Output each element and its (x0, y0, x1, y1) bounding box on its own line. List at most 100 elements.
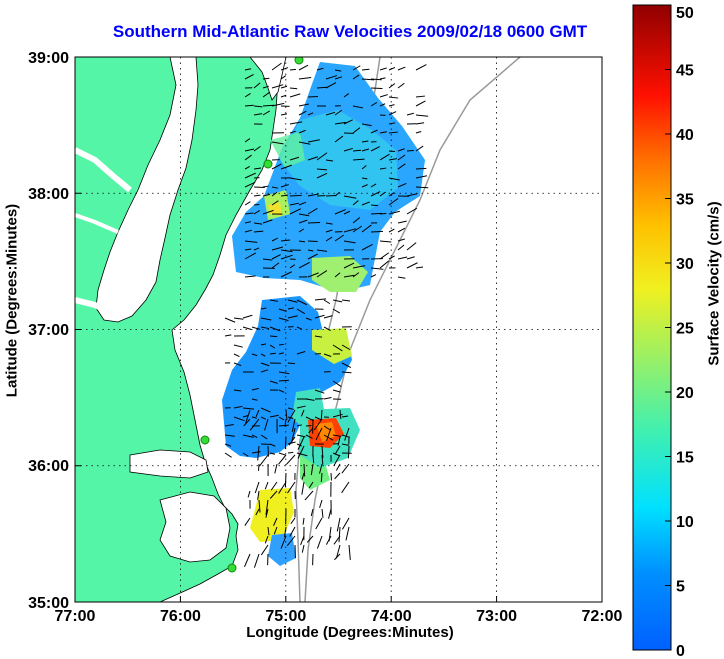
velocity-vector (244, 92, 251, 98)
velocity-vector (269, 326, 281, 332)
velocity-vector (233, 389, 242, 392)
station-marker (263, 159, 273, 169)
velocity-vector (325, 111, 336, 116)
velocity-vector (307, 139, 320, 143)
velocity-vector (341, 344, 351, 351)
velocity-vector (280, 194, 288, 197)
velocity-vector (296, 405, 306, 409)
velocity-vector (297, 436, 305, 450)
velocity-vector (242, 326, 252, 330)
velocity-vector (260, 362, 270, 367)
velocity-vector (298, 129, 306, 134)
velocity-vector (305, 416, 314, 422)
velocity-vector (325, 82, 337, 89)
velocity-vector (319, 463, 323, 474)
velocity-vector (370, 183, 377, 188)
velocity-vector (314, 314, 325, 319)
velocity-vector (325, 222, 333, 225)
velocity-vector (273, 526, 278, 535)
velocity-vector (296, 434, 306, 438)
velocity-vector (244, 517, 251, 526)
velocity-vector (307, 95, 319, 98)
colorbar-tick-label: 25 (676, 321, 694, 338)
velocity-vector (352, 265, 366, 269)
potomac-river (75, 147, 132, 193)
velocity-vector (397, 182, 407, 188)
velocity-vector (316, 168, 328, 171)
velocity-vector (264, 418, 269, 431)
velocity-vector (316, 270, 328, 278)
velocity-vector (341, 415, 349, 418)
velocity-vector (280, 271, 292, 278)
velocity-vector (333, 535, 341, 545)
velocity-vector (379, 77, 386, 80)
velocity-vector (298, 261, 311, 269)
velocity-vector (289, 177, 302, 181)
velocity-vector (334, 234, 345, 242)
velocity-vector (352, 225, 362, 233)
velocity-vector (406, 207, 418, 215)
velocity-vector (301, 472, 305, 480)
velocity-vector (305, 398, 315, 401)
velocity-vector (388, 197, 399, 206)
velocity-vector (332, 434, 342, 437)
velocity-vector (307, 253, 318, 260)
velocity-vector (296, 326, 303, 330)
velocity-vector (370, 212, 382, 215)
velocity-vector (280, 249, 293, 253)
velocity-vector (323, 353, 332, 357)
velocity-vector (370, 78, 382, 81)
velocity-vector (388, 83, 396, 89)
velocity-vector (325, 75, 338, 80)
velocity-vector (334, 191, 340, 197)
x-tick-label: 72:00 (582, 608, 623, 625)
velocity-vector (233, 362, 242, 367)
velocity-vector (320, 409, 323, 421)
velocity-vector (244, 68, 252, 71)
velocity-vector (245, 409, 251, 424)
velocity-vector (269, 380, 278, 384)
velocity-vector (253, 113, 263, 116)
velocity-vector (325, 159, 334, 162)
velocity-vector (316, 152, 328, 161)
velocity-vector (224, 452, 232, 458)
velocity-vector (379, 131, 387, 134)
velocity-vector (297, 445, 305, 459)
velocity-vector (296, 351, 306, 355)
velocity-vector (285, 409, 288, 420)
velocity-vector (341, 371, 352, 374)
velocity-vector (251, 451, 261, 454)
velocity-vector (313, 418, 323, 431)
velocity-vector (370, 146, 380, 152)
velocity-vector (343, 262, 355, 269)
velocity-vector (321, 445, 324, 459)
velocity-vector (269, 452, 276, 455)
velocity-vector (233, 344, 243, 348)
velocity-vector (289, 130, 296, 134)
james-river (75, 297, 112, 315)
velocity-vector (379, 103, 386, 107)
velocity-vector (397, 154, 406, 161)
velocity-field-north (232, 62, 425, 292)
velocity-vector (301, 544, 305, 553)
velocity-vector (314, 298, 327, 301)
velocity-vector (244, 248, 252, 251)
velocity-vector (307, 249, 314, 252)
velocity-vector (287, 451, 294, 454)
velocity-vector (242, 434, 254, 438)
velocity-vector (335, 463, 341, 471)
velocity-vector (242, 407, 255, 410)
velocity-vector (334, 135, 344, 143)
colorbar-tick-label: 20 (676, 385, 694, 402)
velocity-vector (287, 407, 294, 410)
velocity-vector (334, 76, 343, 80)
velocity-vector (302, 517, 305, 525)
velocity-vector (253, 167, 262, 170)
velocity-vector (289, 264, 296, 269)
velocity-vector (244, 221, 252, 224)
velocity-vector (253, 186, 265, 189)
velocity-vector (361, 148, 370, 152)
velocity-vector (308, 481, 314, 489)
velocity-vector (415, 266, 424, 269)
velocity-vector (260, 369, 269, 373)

::::::::::

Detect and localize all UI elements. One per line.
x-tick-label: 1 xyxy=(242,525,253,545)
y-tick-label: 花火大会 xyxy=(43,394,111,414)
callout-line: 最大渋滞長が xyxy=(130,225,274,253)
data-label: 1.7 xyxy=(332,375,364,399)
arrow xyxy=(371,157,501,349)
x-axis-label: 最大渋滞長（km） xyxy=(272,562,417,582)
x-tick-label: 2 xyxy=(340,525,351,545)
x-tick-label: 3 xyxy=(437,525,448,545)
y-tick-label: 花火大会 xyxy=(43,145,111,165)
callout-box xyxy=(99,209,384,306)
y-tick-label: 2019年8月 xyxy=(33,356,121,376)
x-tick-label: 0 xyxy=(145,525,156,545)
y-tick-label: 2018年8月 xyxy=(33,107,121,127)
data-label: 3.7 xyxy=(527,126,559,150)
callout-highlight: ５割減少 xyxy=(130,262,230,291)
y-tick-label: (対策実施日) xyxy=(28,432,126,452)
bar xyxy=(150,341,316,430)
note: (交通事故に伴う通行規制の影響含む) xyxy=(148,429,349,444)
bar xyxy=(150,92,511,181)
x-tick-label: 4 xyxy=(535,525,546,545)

::::::::::

> _Directions for this task_:
In the data from the line with "Detect and localize" to the line with "data-label: 3.7 xyxy=(527,126,559,150)", change "x-tick-label" to "x-axis-tick" and give those lines again with nothing else altered.

> _The solution_:
Detect and localize all UI elements. One per line.
x-axis-tick: 1 xyxy=(242,525,253,545)
y-tick-label: 花火大会 xyxy=(43,394,111,414)
callout-line: 最大渋滞長が xyxy=(130,225,274,253)
data-label: 1.7 xyxy=(332,375,364,399)
arrow xyxy=(371,157,501,349)
x-axis-label: 最大渋滞長（km） xyxy=(272,562,417,582)
x-axis-tick: 2 xyxy=(340,525,351,545)
x-axis-tick: 3 xyxy=(437,525,448,545)
y-tick-label: 花火大会 xyxy=(43,145,111,165)
callout-box xyxy=(99,209,384,306)
y-tick-label: 2019年8月 xyxy=(33,356,121,376)
x-axis-tick: 0 xyxy=(145,525,156,545)
y-tick-label: 2018年8月 xyxy=(33,107,121,127)
data-label: 3.7 xyxy=(527,126,559,150)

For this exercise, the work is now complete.